== GOAL ==
Reproduce the rows below verbatim, from the line containing "depth-tick-label: 120 <box>24 333" up to and including the line containing "deep-mantle <box>50 630 626 718</box>".

[Visual layout rows]
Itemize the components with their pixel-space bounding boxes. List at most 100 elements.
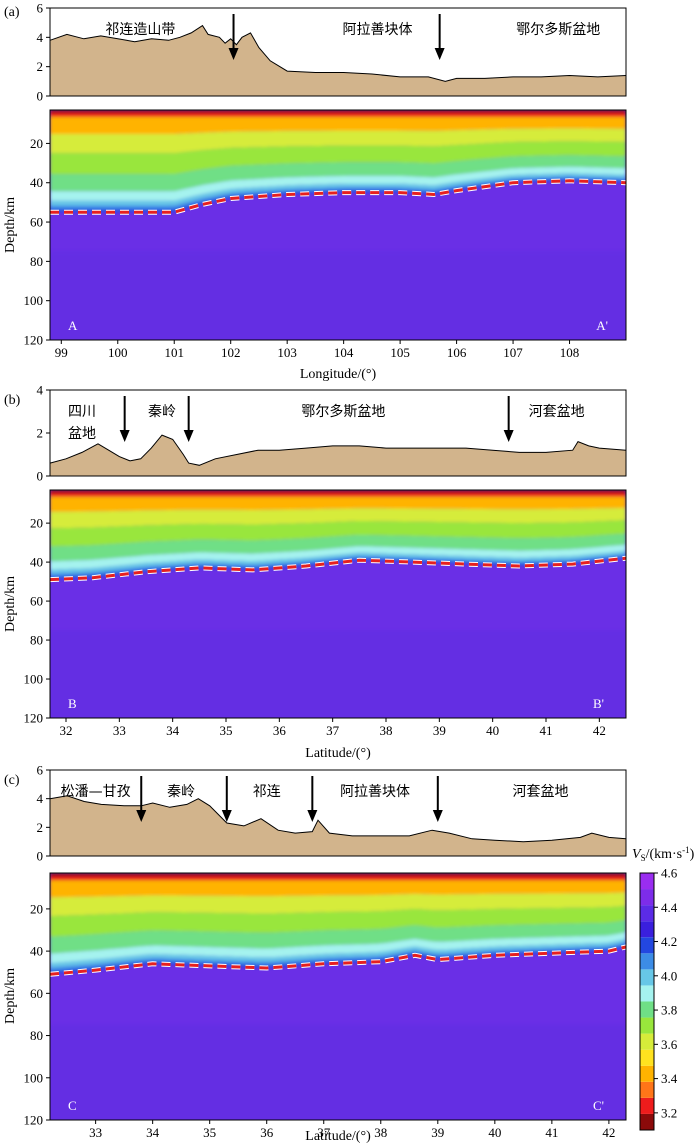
depth-tick-label: 120 <box>24 333 44 348</box>
profile-end-a: A' <box>596 318 608 333</box>
crust-layers <box>50 873 626 975</box>
topo-tick-label: 2 <box>37 426 44 441</box>
depth-tick-label: 120 <box>24 711 44 726</box>
topo-line <box>49 434 627 466</box>
x-tick-label: 35 <box>203 1125 216 1140</box>
x-tick-label: 37 <box>317 1125 331 1140</box>
profile-end-c: C' <box>593 1098 604 1113</box>
colorbar-tick-label: 3.2 <box>661 1105 677 1120</box>
colorbar-swatch <box>640 953 654 970</box>
colorbar: VS/(km·s-1) 3.2 3.4 3.6 3.8 4.0 4.2 4.4 4.6 <box>632 845 695 1131</box>
x-tick-label: 37 <box>326 723 340 738</box>
colorbar-tick-label: 4.6 <box>661 866 678 881</box>
colorbar-swatch <box>640 1081 654 1098</box>
boundary-arrow <box>434 14 445 60</box>
region-label: 祁连 <box>253 784 281 800</box>
region-label: 阿拉善块体 <box>340 784 410 800</box>
crust-band <box>50 550 626 574</box>
crust-band <box>50 166 626 201</box>
crust-band <box>50 116 626 134</box>
x-axis-title-b: Latitude/(°) <box>305 746 371 761</box>
y-axis-title-b: Depth/km <box>3 576 18 632</box>
x-tick-label: 41 <box>540 723 553 738</box>
deep-mantle <box>50 630 626 718</box>
region-label: 河套盆地 <box>512 784 568 800</box>
colorbar-swatch <box>640 905 654 922</box>
topo-line <box>49 24 627 82</box>
colorbar-title: VS/(km·s-1) <box>632 845 695 863</box>
x-tick-label: 41 <box>545 1125 558 1140</box>
colorbar-swatch <box>640 1001 654 1018</box>
topo-frame-c <box>49 769 627 857</box>
panel-c: (c) 0 2 4 6 松潘—甘孜 秦岭 祁连 阿拉善块体 河套盆地 20 40 60 80 100 1… <box>3 763 627 1144</box>
colorbar-swatch <box>640 1065 654 1082</box>
crust-band <box>50 155 626 192</box>
topo-tick-label: 2 <box>37 59 44 74</box>
topo-tick-label: 0 <box>37 849 44 864</box>
panel-label-a: (a) <box>4 5 20 20</box>
x-tick-label: 105 <box>390 345 410 360</box>
crust-band <box>50 490 626 493</box>
colorbar-swatch <box>640 873 654 890</box>
x-tick-label: 35 <box>220 723 233 738</box>
crust-band <box>50 880 626 898</box>
boundary-arrow <box>136 776 147 822</box>
colorbar-swatch <box>640 1097 654 1114</box>
x-tick-label: 107 <box>503 345 523 360</box>
depth-tick-label: 40 <box>30 175 43 190</box>
y-axis-title-c: Depth/km <box>3 968 18 1024</box>
topo-fill <box>50 435 626 476</box>
moho-line <box>50 945 626 976</box>
depth-tick-label: 80 <box>30 633 43 648</box>
topo-tick-label: 4 <box>37 30 44 45</box>
panel-a: (a) 0 2 4 6 祁连造山带 阿拉善块体 鄂尔多斯盆地 20 40 60 80 100 120… <box>3 1 627 382</box>
region-label: 秦岭 <box>148 404 176 420</box>
crust-band <box>50 892 626 917</box>
crust-band <box>50 507 626 529</box>
depth-tick-label: 80 <box>30 1028 43 1043</box>
colorbar-swatch <box>640 921 654 938</box>
crust-layers <box>50 490 626 580</box>
x-tick-label: 38 <box>380 723 393 738</box>
x-tick-label: 34 <box>146 1125 160 1140</box>
x-tick-label: 42 <box>593 723 606 738</box>
colorbar-swatch <box>640 1033 654 1050</box>
region-label: 松潘—甘孜 <box>61 784 131 800</box>
profile-start-b: B <box>68 696 77 711</box>
boundary-arrow <box>183 396 194 442</box>
depth-tick-label: 100 <box>24 672 44 687</box>
crust-band <box>50 876 626 881</box>
colorbar-tick-label: 3.8 <box>661 1003 677 1018</box>
topo-tick-label: 6 <box>37 1 44 16</box>
colorbar-tick-label: 4.4 <box>661 900 678 915</box>
boundary-arrow <box>432 776 443 822</box>
velocity-a: 20 40 60 80 100 120 99 100 101 102 103 104 105 106 10… <box>3 109 627 382</box>
region-label: 秦岭 <box>167 784 195 800</box>
region-label: 鄂尔多斯盆地 <box>516 21 600 38</box>
x-tick-label: 106 <box>447 345 467 360</box>
region-label: 河套盆地 <box>529 404 585 420</box>
topo-fill <box>50 795 626 856</box>
region-label: 四川 <box>68 404 96 420</box>
crust-band <box>50 556 626 580</box>
x-tick-label: 40 <box>488 1125 501 1140</box>
x-tick-label: 38 <box>374 1125 387 1140</box>
colorbar-frame <box>639 872 655 1131</box>
depth-tick-label: 120 <box>24 1113 44 1128</box>
y-axis-title-a: Depth/km <box>3 197 18 253</box>
colorbar-tick-label: 4.0 <box>661 968 677 983</box>
panel-label-c: (c) <box>4 773 20 788</box>
colorbar-tick-label: 3.4 <box>661 1071 678 1086</box>
x-tick-label: 33 <box>89 1125 102 1140</box>
depth-tick-label: 60 <box>30 594 43 609</box>
depth-tick-label: 40 <box>30 944 43 959</box>
crust-band <box>50 938 626 968</box>
crust-band <box>50 932 626 964</box>
depth-tick-label: 20 <box>30 901 43 916</box>
boundary-arrow <box>119 396 130 442</box>
region-label: 盆地 <box>68 426 96 442</box>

== EXERCISE SOLUTION ==
depth-tick-label: 120 <box>24 333 44 348</box>
profile-end-a: A' <box>596 318 608 333</box>
crust-layers <box>50 873 626 975</box>
topo-tick-label: 2 <box>37 426 44 441</box>
depth-tick-label: 120 <box>24 711 44 726</box>
topo-line <box>49 434 627 466</box>
x-tick-label: 35 <box>203 1125 216 1140</box>
x-tick-label: 37 <box>317 1125 331 1140</box>
profile-end-c: C' <box>593 1098 604 1113</box>
colorbar-tick-label: 3.2 <box>661 1105 677 1120</box>
colorbar-swatch <box>640 953 654 970</box>
colorbar: VS/(km·s-1) 3.2 3.4 3.6 3.8 4.0 4.2 4.4 4.6 <box>632 845 695 1131</box>
x-tick-label: 37 <box>326 723 340 738</box>
colorbar-tick-label: 4.6 <box>661 866 678 881</box>
colorbar-swatch <box>640 1081 654 1098</box>
boundary-arrow <box>434 14 445 60</box>
region-label: 祁连 <box>253 784 281 800</box>
region-label: 阿拉善块体 <box>340 784 410 800</box>
crust-band <box>50 550 626 574</box>
crust-band <box>50 166 626 201</box>
crust-band <box>50 116 626 134</box>
x-axis-title-b: Latitude/(°) <box>305 746 371 761</box>
y-axis-title-b: Depth/km <box>3 576 18 632</box>
x-tick-label: 41 <box>540 723 553 738</box>
deep-mantle <box>50 630 626 718</box>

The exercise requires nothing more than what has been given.